→ Your goal
Give the data again, word for word.

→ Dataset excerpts
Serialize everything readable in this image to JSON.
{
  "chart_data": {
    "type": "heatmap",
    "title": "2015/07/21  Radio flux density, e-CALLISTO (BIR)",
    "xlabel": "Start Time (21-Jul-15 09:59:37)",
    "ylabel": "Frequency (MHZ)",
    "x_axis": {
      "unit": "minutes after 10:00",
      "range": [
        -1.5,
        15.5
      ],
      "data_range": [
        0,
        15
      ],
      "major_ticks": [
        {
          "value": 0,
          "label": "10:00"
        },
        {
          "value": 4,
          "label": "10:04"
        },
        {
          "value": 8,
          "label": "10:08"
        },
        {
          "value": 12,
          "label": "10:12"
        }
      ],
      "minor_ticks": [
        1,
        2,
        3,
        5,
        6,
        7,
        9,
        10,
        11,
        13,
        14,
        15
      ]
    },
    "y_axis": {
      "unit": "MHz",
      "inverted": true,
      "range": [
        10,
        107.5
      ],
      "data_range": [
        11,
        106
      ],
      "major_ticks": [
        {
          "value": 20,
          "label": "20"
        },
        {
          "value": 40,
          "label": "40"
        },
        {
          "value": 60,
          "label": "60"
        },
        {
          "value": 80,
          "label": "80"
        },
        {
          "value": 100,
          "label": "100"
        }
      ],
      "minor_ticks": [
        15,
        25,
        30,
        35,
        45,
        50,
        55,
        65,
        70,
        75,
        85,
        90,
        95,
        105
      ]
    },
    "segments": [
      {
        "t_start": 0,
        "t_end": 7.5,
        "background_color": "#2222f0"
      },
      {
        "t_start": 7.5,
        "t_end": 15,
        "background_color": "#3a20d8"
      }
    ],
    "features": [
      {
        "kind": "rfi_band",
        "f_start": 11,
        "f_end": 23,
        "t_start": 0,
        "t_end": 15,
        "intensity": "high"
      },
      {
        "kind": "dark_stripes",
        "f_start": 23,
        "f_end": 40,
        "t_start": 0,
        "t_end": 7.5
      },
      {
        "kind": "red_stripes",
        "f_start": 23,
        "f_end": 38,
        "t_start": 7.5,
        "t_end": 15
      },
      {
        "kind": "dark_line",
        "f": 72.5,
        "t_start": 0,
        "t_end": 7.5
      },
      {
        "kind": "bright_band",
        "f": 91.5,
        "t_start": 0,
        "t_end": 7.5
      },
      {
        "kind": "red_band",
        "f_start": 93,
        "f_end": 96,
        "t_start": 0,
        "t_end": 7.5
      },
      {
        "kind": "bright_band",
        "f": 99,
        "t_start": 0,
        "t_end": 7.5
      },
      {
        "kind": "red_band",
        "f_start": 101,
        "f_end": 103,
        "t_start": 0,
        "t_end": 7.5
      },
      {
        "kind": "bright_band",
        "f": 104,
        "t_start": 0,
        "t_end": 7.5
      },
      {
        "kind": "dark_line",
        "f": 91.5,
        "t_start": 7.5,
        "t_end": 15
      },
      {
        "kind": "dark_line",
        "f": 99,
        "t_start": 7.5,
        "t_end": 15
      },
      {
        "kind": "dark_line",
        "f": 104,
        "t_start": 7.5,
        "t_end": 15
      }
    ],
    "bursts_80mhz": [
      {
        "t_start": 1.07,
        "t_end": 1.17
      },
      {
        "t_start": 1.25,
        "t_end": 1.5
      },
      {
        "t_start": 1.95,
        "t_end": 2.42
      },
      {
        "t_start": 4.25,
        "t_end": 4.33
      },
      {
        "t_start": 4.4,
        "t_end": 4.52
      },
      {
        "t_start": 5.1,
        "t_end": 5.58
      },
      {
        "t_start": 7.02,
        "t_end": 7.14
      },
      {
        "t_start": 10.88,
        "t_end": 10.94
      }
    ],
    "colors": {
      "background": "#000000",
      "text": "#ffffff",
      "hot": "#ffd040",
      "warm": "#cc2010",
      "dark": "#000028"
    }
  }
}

→ Solution to the problem
Serialize everything readable in this image to JSON.
{
  "chart_data": {
    "type": "heatmap",
    "title": "2015/07/21  Radio flux density, e-CALLISTO (BIR)",
    "xlabel": "Start Time (21-Jul-15 09:59:37)",
    "ylabel": "Frequency (MHZ)",
    "x_axis": {
      "unit": "minutes after 10:00",
      "range": [
        -1.5,
        15.5
      ],
      "data_range": [
        0,
        15
      ],
      "major_ticks": [
        {
          "value": 0,
          "label": "10:00"
        },
        {
          "value": 4,
          "label": "10:04"
        },
        {
          "value": 8,
          "label": "10:08"
        },
        {
          "value": 12,
          "label": "10:12"
        }
      ],
      "minor_ticks": [
        1,
        2,
        3,
        5,
        6,
        7,
        9,
        10,
        11,
        13,
        14,
        15
      ]
    },
    "y_axis": {
      "unit": "MHz",
      "inverted": true,
      "range": [
        10,
        107.5
      ],
      "data_range": [
        11,
        106
      ],
      "major_ticks": [
        {
          "value": 20,
          "label": "20"
        },
        {
          "value": 40,
          "label": "40"
        },
        {
          "value": 60,
          "label": "60"
        },
        {
          "value": 80,
          "label": "80"
        },
        {
          "value": 100,
          "label": "100"
        }
      ],
      "minor_ticks": [
        15,
        25,
        30,
        35,
        45,
        50,
        55,
        65,
        70,
        75,
        85,
        90,
        95,
        105
      ]
    },
    "segments": [
      {
        "t_start": 0,
        "t_end": 7.5,
        "background_color": "#2222f0"
      },
      {
        "t_start": 7.5,
        "t_end": 15,
        "background_color": "#3a20d8"
      }
    ],
    "features": [
      {
        "kind": "rfi_band",
        "f_start": 11,
        "f_end": 23,
        "t_start": 0,
        "t_end": 15,
        "intensity": "high"
      },
      {
        "kind": "dark_stripes",
        "f_start": 23,
        "f_end": 40,
        "t_start": 0,
        "t_end": 7.5
      },
      {
        "kind": "red_stripes",
        "f_start": 23,
        "f_end": 38,
        "t_start": 7.5,
        "t_end": 15
      },
      {
        "kind": "dark_line",
        "f": 72.5,
        "t_start": 0,
        "t_end": 7.5
      },
      {
        "kind": "bright_band",
        "f": 91.5,
        "t_start": 0,
        "t_end": 7.5
      },
      {
        "kind": "red_band",
        "f_start": 93,
        "f_end": 96,
        "t_start": 0,
        "t_end": 7.5
      },
      {
        "kind": "bright_band",
        "f": 99,
        "t_start": 0,
        "t_end": 7.5
      },
      {
        "kind": "red_band",
        "f_start": 101,
        "f_end": 103,
        "t_start": 0,
        "t_end": 7.5
      },
      {
        "kind": "bright_band",
        "f": 104,
        "t_start": 0,
        "t_end": 7.5
      },
      {
        "kind": "dark_line",
        "f": 91.5,
        "t_start": 7.5,
        "t_end": 15
      },
      {
        "kind": "dark_line",
        "f": 99,
        "t_start": 7.5,
        "t_end": 15
      },
      {
        "kind": "dark_line",
        "f": 104,
        "t_start": 7.5,
        "t_end": 15
      }
    ],
    "bursts_80mhz": [
      {
        "t_start": 1.07,
        "t_end": 1.17
      },
      {
        "t_start": 1.25,
        "t_end": 1.5
      },
      {
        "t_start": 1.95,
        "t_end": 2.42
      },
      {
        "t_start": 4.25,
        "t_end": 4.33
      },
      {
        "t_start": 4.4,
        "t_end": 4.52
      },
      {
        "t_start": 5.1,
        "t_end": 5.58
      },
      {
        "t_start": 7.02,
        "t_end": 7.14
      },
      {
        "t_start": 10.88,
        "t_end": 10.94
      }
    ],
    "colors": {
      "background": "#000000",
      "text": "#ffffff",
      "hot": "#ffd040",
      "warm": "#cc2010",
      "dark": "#000028"
    }
  }
}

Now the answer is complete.